◆ WRITTEN EXERCISE ◆
Repeat everything in the material exactly.
### DATA PROVIDED
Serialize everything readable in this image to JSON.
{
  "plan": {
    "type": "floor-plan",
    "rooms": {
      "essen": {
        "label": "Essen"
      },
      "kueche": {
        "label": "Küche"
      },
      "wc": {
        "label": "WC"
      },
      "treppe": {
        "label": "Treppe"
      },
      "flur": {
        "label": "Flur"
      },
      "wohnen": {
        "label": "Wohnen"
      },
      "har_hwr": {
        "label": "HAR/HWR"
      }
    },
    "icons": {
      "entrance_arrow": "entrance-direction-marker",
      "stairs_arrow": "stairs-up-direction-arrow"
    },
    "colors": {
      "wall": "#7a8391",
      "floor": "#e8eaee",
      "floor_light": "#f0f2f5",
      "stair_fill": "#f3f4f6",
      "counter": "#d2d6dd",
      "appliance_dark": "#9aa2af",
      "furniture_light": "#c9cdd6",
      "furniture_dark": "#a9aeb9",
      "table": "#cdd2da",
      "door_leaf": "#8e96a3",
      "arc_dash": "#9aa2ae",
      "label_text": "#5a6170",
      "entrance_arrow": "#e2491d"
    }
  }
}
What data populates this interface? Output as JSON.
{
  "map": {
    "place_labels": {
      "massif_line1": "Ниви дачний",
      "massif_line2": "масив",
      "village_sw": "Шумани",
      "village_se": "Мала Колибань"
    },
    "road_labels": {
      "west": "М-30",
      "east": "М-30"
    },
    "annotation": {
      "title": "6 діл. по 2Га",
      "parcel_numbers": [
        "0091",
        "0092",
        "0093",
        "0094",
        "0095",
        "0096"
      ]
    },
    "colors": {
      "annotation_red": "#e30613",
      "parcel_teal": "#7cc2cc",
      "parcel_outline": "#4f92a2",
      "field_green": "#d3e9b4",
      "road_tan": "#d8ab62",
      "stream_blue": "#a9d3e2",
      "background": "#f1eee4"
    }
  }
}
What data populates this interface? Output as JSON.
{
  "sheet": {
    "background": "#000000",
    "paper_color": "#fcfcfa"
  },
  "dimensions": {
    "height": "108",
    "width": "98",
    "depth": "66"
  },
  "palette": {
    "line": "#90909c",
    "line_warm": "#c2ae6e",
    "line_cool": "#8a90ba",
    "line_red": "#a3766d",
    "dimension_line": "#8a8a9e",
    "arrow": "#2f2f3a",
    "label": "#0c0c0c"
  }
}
######
◆ FULL OUTPUT ◆
Serialize everything readable in this image to JSON.
{
  "plan": {
    "type": "floor-plan",
    "rooms": {
      "essen": {
        "label": "Essen"
      },
      "kueche": {
        "label": "Küche"
      },
      "wc": {
        "label": "WC"
      },
      "treppe": {
        "label": "Treppe"
      },
      "flur": {
        "label": "Flur"
      },
      "wohnen": {
        "label": "Wohnen"
      },
      "har_hwr": {
        "label": "HAR/HWR"
      }
    },
    "icons": {
      "entrance_arrow": "entrance-direction-marker",
      "stairs_arrow": "stairs-up-direction-arrow"
    },
    "colors": {
      "wall": "#7a8391",
      "floor": "#e8eaee",
      "floor_light": "#f0f2f5",
      "stair_fill": "#f3f4f6",
      "counter": "#d2d6dd",
      "appliance_dark": "#9aa2af",
      "furniture_light": "#c9cdd6",
      "furniture_dark": "#a9aeb9",
      "table": "#cdd2da",
      "door_leaf": "#8e96a3",
      "arc_dash": "#9aa2ae",
      "label_text": "#5a6170",
      "entrance_arrow": "#e2491d"
    }
  }
}
What data populates this interface? Output as JSON.
{
  "map": {
    "place_labels": {
      "massif_line1": "Ниви дачний",
      "massif_line2": "масив",
      "village_sw": "Шумани",
      "village_se": "Мала Колибань"
    },
    "road_labels": {
      "west": "М-30",
      "east": "М-30"
    },
    "annotation": {
      "title": "6 діл. по 2Га",
      "parcel_numbers": [
        "0091",
        "0092",
        "0093",
        "0094",
        "0095",
        "0096"
      ]
    },
    "colors": {
      "annotation_red": "#e30613",
      "parcel_teal": "#7cc2cc",
      "parcel_outline": "#4f92a2",
      "field_green": "#d3e9b4",
      "road_tan": "#d8ab62",
      "stream_blue": "#a9d3e2",
      "background": "#f1eee4"
    }
  }
}
What data populates this interface? Output as JSON.
{
  "sheet": {
    "background": "#000000",
    "paper_color": "#fcfcfa"
  },
  "dimensions": {
    "height": "108",
    "width": "98",
    "depth": "66"
  },
  "palette": {
    "line": "#90909c",
    "line_warm": "#c2ae6e",
    "line_cool": "#8a90ba",
    "line_red": "#a3766d",
    "dimension_line": "#8a8a9e",
    "arrow": "#2f2f3a",
    "label": "#0c0c0c"
  }
}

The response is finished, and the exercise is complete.